Instructions for the task —
Wherever the word "nunder" appears in a line, extract that line.

(Dataset entries)

## Begin

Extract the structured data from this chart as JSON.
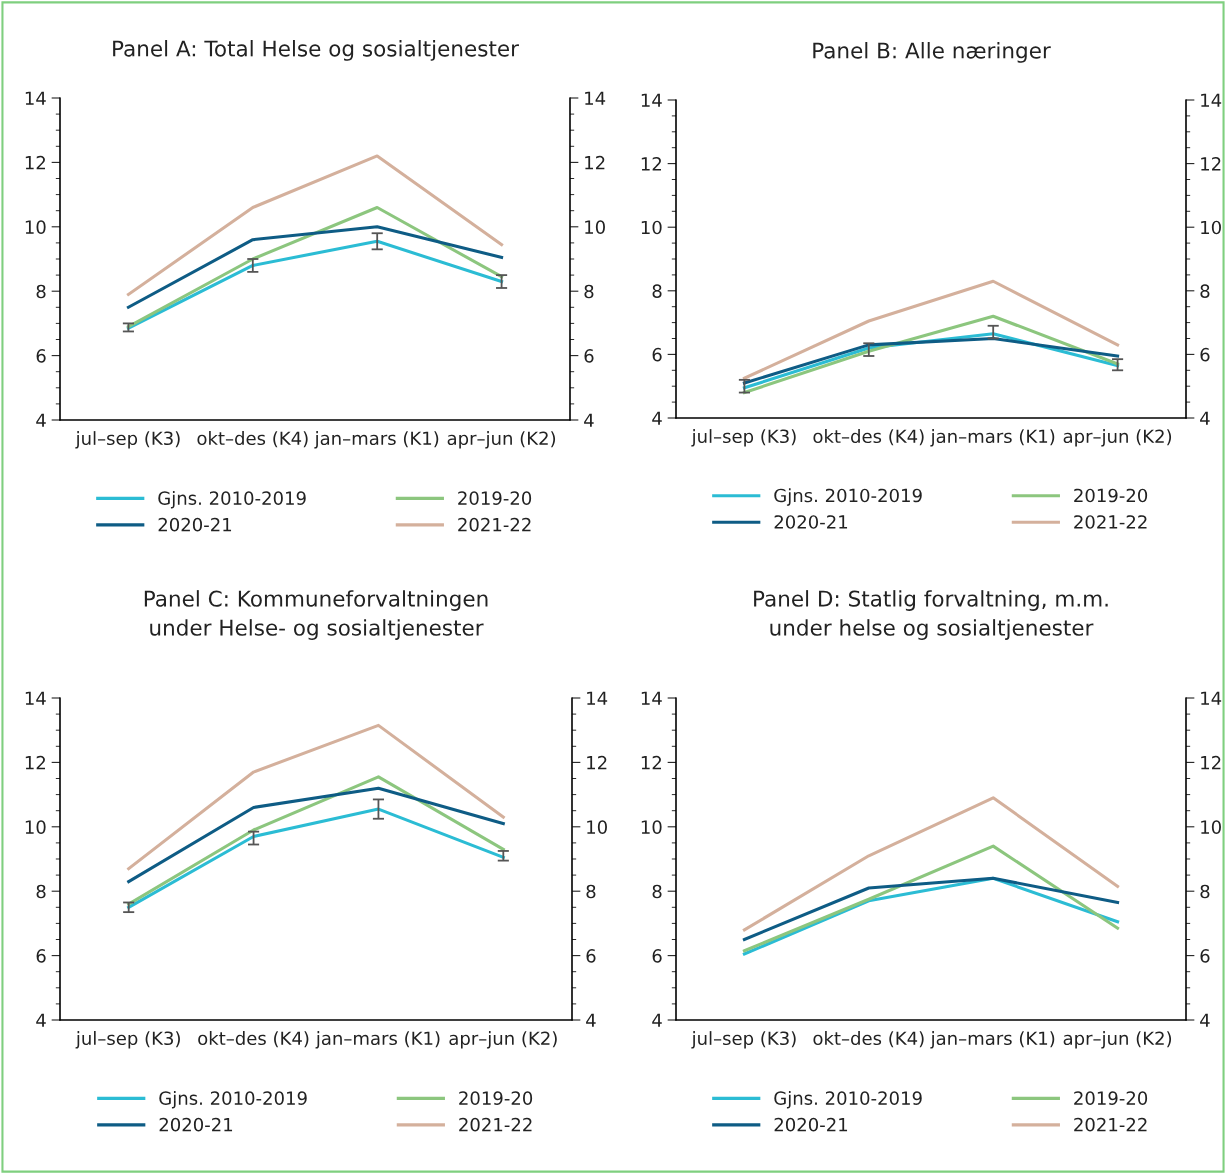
{
  "chart_data": [
    {
      "type": "line",
      "title": "Panel A: Total Helse og sosialtjenester",
      "categories": [
        "jul–sep (K3)",
        "okt–des (K4)",
        "jan–mars (K1)",
        "apr–jun (K2)"
      ],
      "ylim": [
        4,
        14
      ],
      "yticks": [
        4,
        6,
        8,
        10,
        12,
        14
      ],
      "y2lim": [
        4,
        14
      ],
      "y2ticks": [
        4,
        6,
        8,
        10,
        12,
        14
      ],
      "legend": "bottom",
      "grid": false,
      "series": [
        {
          "name": "Gjns. 2010-2019",
          "color": "#2bbcd4",
          "values": [
            6.85,
            8.8,
            9.55,
            8.3
          ],
          "errors": [
            [
              6.75,
              7.0
            ],
            [
              8.6,
              9.0
            ],
            [
              9.3,
              9.8
            ],
            [
              8.1,
              8.5
            ]
          ]
        },
        {
          "name": "2019-20",
          "color": "#8cc67e",
          "values": [
            6.9,
            9.0,
            10.6,
            8.45
          ]
        },
        {
          "name": "2020-21",
          "color": "#0e5c85",
          "values": [
            7.5,
            9.6,
            10.0,
            9.05
          ]
        },
        {
          "name": "2021-22",
          "color": "#d4b09c",
          "values": [
            7.9,
            10.6,
            12.2,
            9.45
          ]
        }
      ]
    },
    {
      "type": "line",
      "title": "Panel B: Alle næringer",
      "categories": [
        "jul–sep (K3)",
        "okt–des (K4)",
        "jan–mars (K1)",
        "apr–jun (K2)"
      ],
      "ylim": [
        4,
        14
      ],
      "yticks": [
        4,
        6,
        8,
        10,
        12,
        14
      ],
      "y2lim": [
        4,
        14
      ],
      "y2ticks": [
        4,
        6,
        8,
        10,
        12,
        14
      ],
      "legend": "bottom",
      "grid": false,
      "series": [
        {
          "name": "Gjns. 2010-2019",
          "color": "#2bbcd4",
          "values": [
            4.95,
            6.2,
            6.65,
            5.65
          ],
          "errors": [
            [
              4.8,
              5.2
            ],
            [
              5.95,
              6.35
            ],
            [
              6.5,
              6.9
            ],
            [
              5.5,
              5.85
            ]
          ]
        },
        {
          "name": "2019-20",
          "color": "#8cc67e",
          "values": [
            4.8,
            6.1,
            7.2,
            5.7
          ]
        },
        {
          "name": "2020-21",
          "color": "#0e5c85",
          "values": [
            5.1,
            6.3,
            6.5,
            5.95
          ]
        },
        {
          "name": "2021-22",
          "color": "#d4b09c",
          "values": [
            5.25,
            7.05,
            8.3,
            6.3
          ]
        }
      ]
    },
    {
      "type": "line",
      "title": "Panel C: Kommuneforvaltningen\nunder Helse- og sosialtjenester",
      "categories": [
        "jul–sep (K3)",
        "okt–des (K4)",
        "jan–mars (K1)",
        "apr–jun (K2)"
      ],
      "ylim": [
        4,
        14
      ],
      "yticks": [
        4,
        6,
        8,
        10,
        12,
        14
      ],
      "y2lim": [
        4,
        14
      ],
      "y2ticks": [
        4,
        6,
        8,
        10,
        12,
        14
      ],
      "legend": "bottom",
      "grid": false,
      "series": [
        {
          "name": "Gjns. 2010-2019",
          "color": "#2bbcd4",
          "values": [
            7.5,
            9.7,
            10.55,
            9.05
          ],
          "errors": [
            [
              7.35,
              7.65
            ],
            [
              9.45,
              9.85
            ],
            [
              10.25,
              10.85
            ],
            [
              8.95,
              9.25
            ]
          ]
        },
        {
          "name": "2019-20",
          "color": "#8cc67e",
          "values": [
            7.6,
            9.9,
            11.55,
            9.3
          ]
        },
        {
          "name": "2020-21",
          "color": "#0e5c85",
          "values": [
            8.3,
            10.6,
            11.2,
            10.1
          ]
        },
        {
          "name": "2021-22",
          "color": "#d4b09c",
          "values": [
            8.7,
            11.7,
            13.15,
            10.3
          ]
        }
      ]
    },
    {
      "type": "line",
      "title": "Panel D: Statlig forvaltning, m.m.\nunder helse og sosialtjenester",
      "categories": [
        "jul–sep (K3)",
        "okt–des (K4)",
        "jan–mars (K1)",
        "apr–jun (K2)"
      ],
      "ylim": [
        4,
        14
      ],
      "yticks": [
        4,
        6,
        8,
        10,
        12,
        14
      ],
      "y2lim": [
        4,
        14
      ],
      "y2ticks": [
        4,
        6,
        8,
        10,
        12,
        14
      ],
      "legend": "bottom",
      "grid": false,
      "series": [
        {
          "name": "Gjns. 2010-2019",
          "color": "#2bbcd4",
          "values": [
            6.05,
            7.7,
            8.4,
            7.05
          ]
        },
        {
          "name": "2019-20",
          "color": "#8cc67e",
          "values": [
            6.15,
            7.75,
            9.4,
            6.85
          ]
        },
        {
          "name": "2020-21",
          "color": "#0e5c85",
          "values": [
            6.5,
            8.1,
            8.4,
            7.65
          ]
        },
        {
          "name": "2021-22",
          "color": "#d4b09c",
          "values": [
            6.8,
            9.1,
            10.9,
            8.15
          ]
        }
      ]
    }
  ]
}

## End

Solution for this problem —
      "title": "Panel C: Kommuneforvaltningen\nunder Helse- og sosialtjenester",
      "title": "Panel D: Statlig forvaltning, m.m.\nunder helse og sosialtjenester",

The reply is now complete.